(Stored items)
Begin
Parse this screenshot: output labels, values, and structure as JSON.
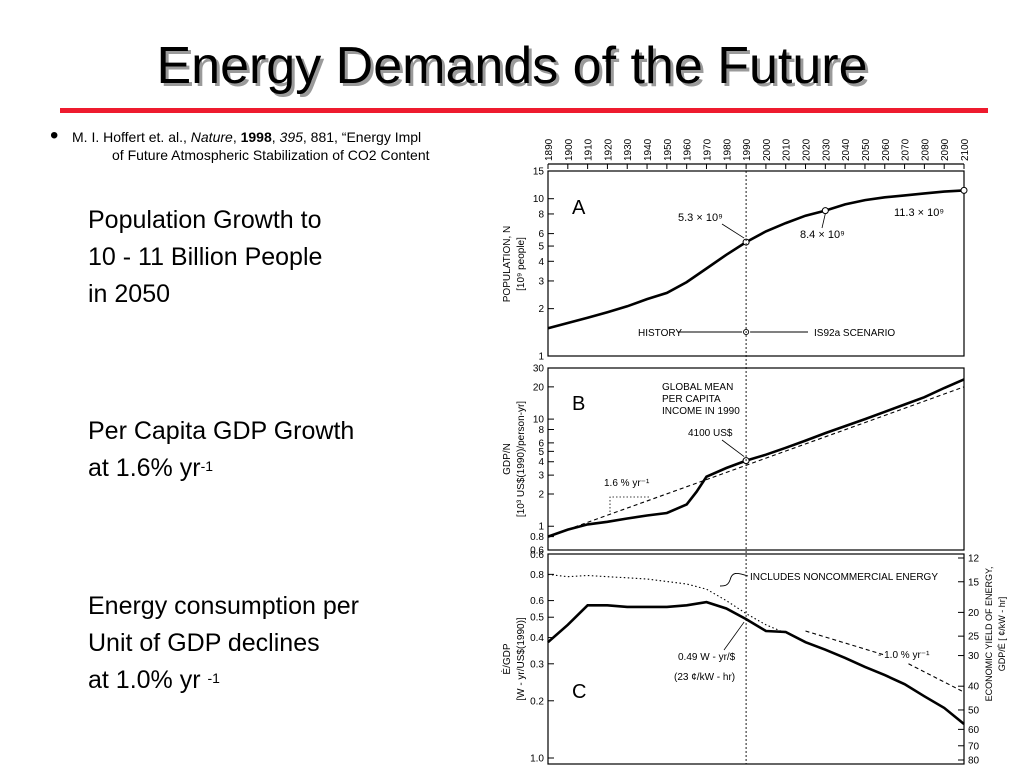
{
  "slide": {
    "title": "Energy Demands of the Future",
    "bullet_char": "•",
    "citation": {
      "authors": "M. I. Hoffert et. al., ",
      "journal": "Nature",
      "sep1": ", ",
      "year": "1998",
      "sep2": ", ",
      "volume": "395",
      "rest": ", 881, “Energy Impl",
      "line2": "of Future Atmospheric Stabilization of CO2 Content"
    },
    "text_blocks": {
      "population": {
        "line1": "Population Growth to",
        "line2": "10 - 11 Billion People",
        "line3": "in 2050"
      },
      "gdp": {
        "line1": "Per Capita GDP Growth",
        "line2_main": "at 1.6% yr",
        "line2_sup": "-1"
      },
      "energy": {
        "line1": "Energy consumption per",
        "line2": "Unit of GDP declines",
        "line3_main": "at 1.0% yr ",
        "line3_sup": "-1"
      }
    }
  },
  "chart_data": [
    {
      "panel": "A",
      "type": "line",
      "x_ticks": [
        1890,
        1900,
        1910,
        1920,
        1930,
        1940,
        1950,
        1960,
        1970,
        1980,
        1990,
        2000,
        2010,
        2020,
        2030,
        2040,
        2050,
        2060,
        2070,
        2080,
        2090,
        2100
      ],
      "xlim": [
        1890,
        2100
      ],
      "y_scale": "log",
      "ylim": [
        1,
        15
      ],
      "y_ticks": [
        1,
        2,
        3,
        4,
        5,
        6,
        8,
        10,
        15
      ],
      "ylabel_line1": "POPULATION, N",
      "ylabel_line2": "[10⁹ people]",
      "series": [
        {
          "style": "solid",
          "x": [
            1890,
            1900,
            1910,
            1920,
            1930,
            1940,
            1950,
            1960,
            1970,
            1980,
            1990,
            2000,
            2010,
            2020,
            2030,
            2040,
            2050,
            2060,
            2070,
            2080,
            2090,
            2100
          ],
          "y": [
            1.5,
            1.62,
            1.75,
            1.9,
            2.07,
            2.3,
            2.52,
            2.95,
            3.6,
            4.4,
            5.3,
            6.2,
            7.0,
            7.8,
            8.4,
            9.2,
            9.8,
            10.2,
            10.5,
            10.8,
            11.1,
            11.3
          ]
        }
      ],
      "annotations": {
        "label_1990": "5.3 × 10⁹",
        "label_2025": "8.4 × 10⁹",
        "label_2100": "11.3 × 10⁹",
        "history": "HISTORY",
        "scenario": "IS92a SCENARIO"
      }
    },
    {
      "panel": "B",
      "type": "line",
      "xlim": [
        1890,
        2100
      ],
      "y_scale": "log",
      "ylim": [
        0.6,
        30
      ],
      "y_ticks": [
        0.8,
        1,
        2,
        3,
        4,
        5,
        6,
        8,
        10,
        20,
        30
      ],
      "ylabel_line1": "GDP/N",
      "ylabel_line2": "[10³ US$(1990)/person-yr]",
      "series": [
        {
          "style": "solid",
          "x": [
            1890,
            1900,
            1910,
            1920,
            1930,
            1940,
            1950,
            1960,
            1965,
            1970,
            1980,
            1990,
            2000,
            2010,
            2020,
            2030,
            2040,
            2050,
            2060,
            2070,
            2080,
            2090,
            2100
          ],
          "y": [
            0.8,
            0.93,
            1.04,
            1.1,
            1.18,
            1.26,
            1.33,
            1.6,
            2.1,
            2.9,
            3.5,
            4.1,
            4.65,
            5.4,
            6.3,
            7.4,
            8.6,
            10.0,
            11.7,
            13.7,
            16.0,
            19.5,
            23.5
          ]
        },
        {
          "style": "dashed",
          "x": [
            1890,
            2100
          ],
          "y": [
            0.8,
            20.0
          ]
        }
      ],
      "annotations": {
        "note_line1": "GLOBAL MEAN",
        "note_line2": "PER CAPITA",
        "note_line3": "INCOME IN 1990",
        "note_value": "4100 US$",
        "rate": "1.6 % yr⁻¹"
      }
    },
    {
      "panel": "C",
      "type": "line",
      "xlim": [
        1890,
        2100
      ],
      "y_scale": "log",
      "ylim": [
        0.1,
        1.0
      ],
      "y_ticks": [
        1.0,
        0.2,
        0.3,
        0.4,
        0.5,
        0.6,
        0.8
      ],
      "ylabel_line1": "Ė/GDP",
      "ylabel_line2": "[W - yr/US$(1990)]",
      "y2label_line1": "ECONOMIC YIELD OF ENERGY,",
      "y2label_line2": "GDP/Ė [ ¢/kW - hr]",
      "y2_ticks": [
        12,
        15,
        20,
        25,
        30,
        40,
        50,
        60,
        70,
        80
      ],
      "series": [
        {
          "style": "solid",
          "x": [
            1890,
            1900,
            1910,
            1920,
            1930,
            1940,
            1950,
            1960,
            1970,
            1980,
            1990,
            2000,
            2010,
            2020,
            2030,
            2040,
            2050,
            2060,
            2070,
            2080,
            2090,
            2100
          ],
          "y": [
            0.38,
            0.46,
            0.57,
            0.57,
            0.56,
            0.56,
            0.56,
            0.57,
            0.59,
            0.55,
            0.49,
            0.43,
            0.425,
            0.38,
            0.35,
            0.32,
            0.29,
            0.265,
            0.24,
            0.21,
            0.185,
            0.155
          ]
        },
        {
          "style": "dotted",
          "x": [
            1890,
            1900,
            1910,
            1920,
            1930,
            1940,
            1950,
            1960,
            1970,
            1980,
            1990,
            2000,
            2010
          ],
          "y": [
            0.8,
            0.78,
            0.79,
            0.78,
            0.77,
            0.76,
            0.74,
            0.72,
            0.68,
            0.6,
            0.52,
            0.46,
            0.42
          ]
        },
        {
          "style": "dashed",
          "x": [
            2020,
            2060
          ],
          "y": [
            0.43,
            0.33
          ]
        },
        {
          "style": "dashed",
          "x": [
            2072,
            2100
          ],
          "y": [
            0.3,
            0.22
          ]
        }
      ],
      "annotations": {
        "noncommercial": "INCLUDES NONCOMMERCIAL ENERGY",
        "value_line1": "0.49 W - yr/$",
        "value_line2": "(23 ¢/kW - hr)",
        "rate": "- 1.0 % yr⁻¹"
      }
    }
  ]
}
End
* **PROBLEM REQUIREMENTS**
Images in the data above are to be skipped. Retype all other material exactly.

* **OUTPUT OF THE EXERCISE**
Parse this screenshot: output labels, values, and structure as JSON.
{
  "slide": {
    "title": "Energy Demands of the Future",
    "bullet_char": "•",
    "citation": {
      "authors": "M. I. Hoffert et. al., ",
      "journal": "Nature",
      "sep1": ", ",
      "year": "1998",
      "sep2": ", ",
      "volume": "395",
      "rest": ", 881, “Energy Impl",
      "line2": "of Future Atmospheric Stabilization of CO2 Content"
    },
    "text_blocks": {
      "population": {
        "line1": "Population Growth to",
        "line2": "10 - 11 Billion People",
        "line3": "in 2050"
      },
      "gdp": {
        "line1": "Per Capita GDP Growth",
        "line2_main": "at 1.6% yr",
        "line2_sup": "-1"
      },
      "energy": {
        "line1": "Energy consumption per",
        "line2": "Unit of GDP declines",
        "line3_main": "at 1.0% yr ",
        "line3_sup": "-1"
      }
    }
  },
  "chart_data": [
    {
      "panel": "A",
      "type": "line",
      "x_ticks": [
        1890,
        1900,
        1910,
        1920,
        1930,
        1940,
        1950,
        1960,
        1970,
        1980,
        1990,
        2000,
        2010,
        2020,
        2030,
        2040,
        2050,
        2060,
        2070,
        2080,
        2090,
        2100
      ],
      "xlim": [
        1890,
        2100
      ],
      "y_scale": "log",
      "ylim": [
        1,
        15
      ],
      "y_ticks": [
        1,
        2,
        3,
        4,
        5,
        6,
        8,
        10,
        15
      ],
      "ylabel_line1": "POPULATION, N",
      "ylabel_line2": "[10⁹ people]",
      "series": [
        {
          "style": "solid",
          "x": [
            1890,
            1900,
            1910,
            1920,
            1930,
            1940,
            1950,
            1960,
            1970,
            1980,
            1990,
            2000,
            2010,
            2020,
            2030,
            2040,
            2050,
            2060,
            2070,
            2080,
            2090,
            2100
          ],
          "y": [
            1.5,
            1.62,
            1.75,
            1.9,
            2.07,
            2.3,
            2.52,
            2.95,
            3.6,
            4.4,
            5.3,
            6.2,
            7.0,
            7.8,
            8.4,
            9.2,
            9.8,
            10.2,
            10.5,
            10.8,
            11.1,
            11.3
          ]
        }
      ],
      "annotations": {
        "label_1990": "5.3 × 10⁹",
        "label_2025": "8.4 × 10⁹",
        "label_2100": "11.3 × 10⁹",
        "history": "HISTORY",
        "scenario": "IS92a SCENARIO"
      }
    },
    {
      "panel": "B",
      "type": "line",
      "xlim": [
        1890,
        2100
      ],
      "y_scale": "log",
      "ylim": [
        0.6,
        30
      ],
      "y_ticks": [
        0.8,
        1,
        2,
        3,
        4,
        5,
        6,
        8,
        10,
        20,
        30
      ],
      "ylabel_line1": "GDP/N",
      "ylabel_line2": "[10³ US$(1990)/person-yr]",
      "series": [
        {
          "style": "solid",
          "x": [
            1890,
            1900,
            1910,
            1920,
            1930,
            1940,
            1950,
            1960,
            1965,
            1970,
            1980,
            1990,
            2000,
            2010,
            2020,
            2030,
            2040,
            2050,
            2060,
            2070,
            2080,
            2090,
            2100
          ],
          "y": [
            0.8,
            0.93,
            1.04,
            1.1,
            1.18,
            1.26,
            1.33,
            1.6,
            2.1,
            2.9,
            3.5,
            4.1,
            4.65,
            5.4,
            6.3,
            7.4,
            8.6,
            10.0,
            11.7,
            13.7,
            16.0,
            19.5,
            23.5
          ]
        },
        {
          "style": "dashed",
          "x": [
            1890,
            2100
          ],
          "y": [
            0.8,
            20.0
          ]
        }
      ],
      "annotations": {
        "note_line1": "GLOBAL MEAN",
        "note_line2": "PER CAPITA",
        "note_line3": "INCOME IN 1990",
        "note_value": "4100 US$",
        "rate": "1.6 % yr⁻¹"
      }
    },
    {
      "panel": "C",
      "type": "line",
      "xlim": [
        1890,
        2100
      ],
      "y_scale": "log",
      "ylim": [
        0.1,
        1.0
      ],
      "y_ticks": [
        1.0,
        0.2,
        0.3,
        0.4,
        0.5,
        0.6,
        0.8
      ],
      "ylabel_line1": "Ė/GDP",
      "ylabel_line2": "[W - yr/US$(1990)]",
      "y2label_line1": "ECONOMIC YIELD OF ENERGY,",
      "y2label_line2": "GDP/Ė [ ¢/kW - hr]",
      "y2_ticks": [
        12,
        15,
        20,
        25,
        30,
        40,
        50,
        60,
        70,
        80
      ],
      "series": [
        {
          "style": "solid",
          "x": [
            1890,
            1900,
            1910,
            1920,
            1930,
            1940,
            1950,
            1960,
            1970,
            1980,
            1990,
            2000,
            2010,
            2020,
            2030,
            2040,
            2050,
            2060,
            2070,
            2080,
            2090,
            2100
          ],
          "y": [
            0.38,
            0.46,
            0.57,
            0.57,
            0.56,
            0.56,
            0.56,
            0.57,
            0.59,
            0.55,
            0.49,
            0.43,
            0.425,
            0.38,
            0.35,
            0.32,
            0.29,
            0.265,
            0.24,
            0.21,
            0.185,
            0.155
          ]
        },
        {
          "style": "dotted",
          "x": [
            1890,
            1900,
            1910,
            1920,
            1930,
            1940,
            1950,
            1960,
            1970,
            1980,
            1990,
            2000,
            2010
          ],
          "y": [
            0.8,
            0.78,
            0.79,
            0.78,
            0.77,
            0.76,
            0.74,
            0.72,
            0.68,
            0.6,
            0.52,
            0.46,
            0.42
          ]
        },
        {
          "style": "dashed",
          "x": [
            2020,
            2060
          ],
          "y": [
            0.43,
            0.33
          ]
        },
        {
          "style": "dashed",
          "x": [
            2072,
            2100
          ],
          "y": [
            0.3,
            0.22
          ]
        }
      ],
      "annotations": {
        "noncommercial": "INCLUDES NONCOMMERCIAL ENERGY",
        "value_line1": "0.49 W - yr/$",
        "value_line2": "(23 ¢/kW - hr)",
        "rate": "- 1.0 % yr⁻¹"
      }
    }
  ]
}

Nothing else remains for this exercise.